REQUEST:
Emit the entire listing verbatim.

Part of a data file
BEGIN
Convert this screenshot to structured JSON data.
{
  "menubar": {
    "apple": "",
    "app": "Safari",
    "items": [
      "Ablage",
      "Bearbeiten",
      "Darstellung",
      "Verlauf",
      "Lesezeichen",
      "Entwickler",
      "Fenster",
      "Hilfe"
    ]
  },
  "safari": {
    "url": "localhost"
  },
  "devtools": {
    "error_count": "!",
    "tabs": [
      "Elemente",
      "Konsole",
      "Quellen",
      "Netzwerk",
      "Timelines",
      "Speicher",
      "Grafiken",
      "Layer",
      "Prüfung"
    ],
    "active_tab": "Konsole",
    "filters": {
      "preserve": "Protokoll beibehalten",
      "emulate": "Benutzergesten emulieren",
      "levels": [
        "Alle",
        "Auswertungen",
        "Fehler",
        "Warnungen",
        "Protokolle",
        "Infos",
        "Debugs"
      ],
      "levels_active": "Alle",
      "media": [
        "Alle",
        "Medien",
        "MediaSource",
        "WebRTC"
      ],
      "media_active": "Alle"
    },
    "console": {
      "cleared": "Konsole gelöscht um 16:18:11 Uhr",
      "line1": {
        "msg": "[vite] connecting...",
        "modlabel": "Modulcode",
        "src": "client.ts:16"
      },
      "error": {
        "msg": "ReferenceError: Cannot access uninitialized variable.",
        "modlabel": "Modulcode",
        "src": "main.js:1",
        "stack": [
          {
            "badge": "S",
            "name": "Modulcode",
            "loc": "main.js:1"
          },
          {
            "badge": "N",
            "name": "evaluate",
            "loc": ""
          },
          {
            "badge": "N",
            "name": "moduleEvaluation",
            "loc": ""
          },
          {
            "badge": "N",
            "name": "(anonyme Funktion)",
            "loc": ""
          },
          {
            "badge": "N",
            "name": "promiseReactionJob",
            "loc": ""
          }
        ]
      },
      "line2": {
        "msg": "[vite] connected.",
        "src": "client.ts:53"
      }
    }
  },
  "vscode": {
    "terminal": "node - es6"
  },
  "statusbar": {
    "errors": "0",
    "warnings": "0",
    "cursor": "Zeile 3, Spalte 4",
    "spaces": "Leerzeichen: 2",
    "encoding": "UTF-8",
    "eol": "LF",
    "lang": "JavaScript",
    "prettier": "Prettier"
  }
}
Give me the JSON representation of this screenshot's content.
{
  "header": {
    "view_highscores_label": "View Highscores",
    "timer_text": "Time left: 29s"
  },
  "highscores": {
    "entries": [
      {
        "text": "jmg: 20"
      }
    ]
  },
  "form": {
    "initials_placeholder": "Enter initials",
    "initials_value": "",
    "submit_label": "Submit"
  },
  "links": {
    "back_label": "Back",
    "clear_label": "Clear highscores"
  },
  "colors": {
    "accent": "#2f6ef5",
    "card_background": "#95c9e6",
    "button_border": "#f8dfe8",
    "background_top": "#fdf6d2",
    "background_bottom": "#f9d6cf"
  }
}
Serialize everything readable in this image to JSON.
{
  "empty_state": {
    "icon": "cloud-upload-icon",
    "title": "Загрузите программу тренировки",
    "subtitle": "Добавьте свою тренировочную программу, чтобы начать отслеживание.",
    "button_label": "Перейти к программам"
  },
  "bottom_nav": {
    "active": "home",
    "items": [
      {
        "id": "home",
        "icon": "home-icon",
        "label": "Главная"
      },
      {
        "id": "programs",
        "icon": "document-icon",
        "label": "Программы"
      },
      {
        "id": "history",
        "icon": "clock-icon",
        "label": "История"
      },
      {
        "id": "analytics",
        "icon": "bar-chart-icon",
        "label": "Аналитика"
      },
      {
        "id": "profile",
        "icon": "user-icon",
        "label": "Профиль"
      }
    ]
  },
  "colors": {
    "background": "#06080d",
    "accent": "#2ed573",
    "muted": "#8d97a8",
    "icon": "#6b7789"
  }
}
END
WRITTEN RESPONSE:
Convert this screenshot to structured JSON data.
{
  "menubar": {
    "apple": "",
    "app": "Safari",
    "items": [
      "Ablage",
      "Bearbeiten",
      "Darstellung",
      "Verlauf",
      "Lesezeichen",
      "Entwickler",
      "Fenster",
      "Hilfe"
    ]
  },
  "safari": {
    "url": "localhost"
  },
  "devtools": {
    "error_count": "!",
    "tabs": [
      "Elemente",
      "Konsole",
      "Quellen",
      "Netzwerk",
      "Timelines",
      "Speicher",
      "Grafiken",
      "Layer",
      "Prüfung"
    ],
    "active_tab": "Konsole",
    "filters": {
      "preserve": "Protokoll beibehalten",
      "emulate": "Benutzergesten emulieren",
      "levels": [
        "Alle",
        "Auswertungen",
        "Fehler",
        "Warnungen",
        "Protokolle",
        "Infos",
        "Debugs"
      ],
      "levels_active": "Alle",
      "media": [
        "Alle",
        "Medien",
        "MediaSource",
        "WebRTC"
      ],
      "media_active": "Alle"
    },
    "console": {
      "cleared": "Konsole gelöscht um 16:18:11 Uhr",
      "line1": {
        "msg": "[vite] connecting...",
        "modlabel": "Modulcode",
        "src": "client.ts:16"
      },
      "error": {
        "msg": "ReferenceError: Cannot access uninitialized variable.",
        "modlabel": "Modulcode",
        "src": "main.js:1",
        "stack": [
          {
            "badge": "S",
            "name": "Modulcode",
            "loc": "main.js:1"
          },
          {
            "badge": "N",
            "name": "evaluate",
            "loc": ""
          },
          {
            "badge": "N",
            "name": "moduleEvaluation",
            "loc": ""
          },
          {
            "badge": "N",
            "name": "(anonyme Funktion)",
            "loc": ""
          },
          {
            "badge": "N",
            "name": "promiseReactionJob",
            "loc": ""
          }
        ]
      },
      "line2": {
        "msg": "[vite] connected.",
        "src": "client.ts:53"
      }
    }
  },
  "vscode": {
    "terminal": "node - es6"
  },
  "statusbar": {
    "errors": "0",
    "warnings": "0",
    "cursor": "Zeile 3, Spalte 4",
    "spaces": "Leerzeichen: 2",
    "encoding": "UTF-8",
    "eol": "LF",
    "lang": "JavaScript",
    "prettier": "Prettier"
  }
}
Give me the JSON representation of this screenshot's content.
{
  "header": {
    "view_highscores_label": "View Highscores",
    "timer_text": "Time left: 29s"
  },
  "highscores": {
    "entries": [
      {
        "text": "jmg: 20"
      }
    ]
  },
  "form": {
    "initials_placeholder": "Enter initials",
    "initials_value": "",
    "submit_label": "Submit"
  },
  "links": {
    "back_label": "Back",
    "clear_label": "Clear highscores"
  },
  "colors": {
    "accent": "#2f6ef5",
    "card_background": "#95c9e6",
    "button_border": "#f8dfe8",
    "background_top": "#fdf6d2",
    "background_bottom": "#f9d6cf"
  }
}
Serialize everything readable in this image to JSON.
{
  "empty_state": {
    "icon": "cloud-upload-icon",
    "title": "Загрузите программу тренировки",
    "subtitle": "Добавьте свою тренировочную программу, чтобы начать отслеживание.",
    "button_label": "Перейти к программам"
  },
  "bottom_nav": {
    "active": "home",
    "items": [
      {
        "id": "home",
        "icon": "home-icon",
        "label": "Главная"
      },
      {
        "id": "programs",
        "icon": "document-icon",
        "label": "Программы"
      },
      {
        "id": "history",
        "icon": "clock-icon",
        "label": "История"
      },
      {
        "id": "analytics",
        "icon": "bar-chart-icon",
        "label": "Аналитика"
      },
      {
        "id": "profile",
        "icon": "user-icon",
        "label": "Профиль"
      }
    ]
  },
  "colors": {
    "background": "#06080d",
    "accent": "#2ed573",
    "muted": "#8d97a8",
    "icon": "#6b7789"
  }
}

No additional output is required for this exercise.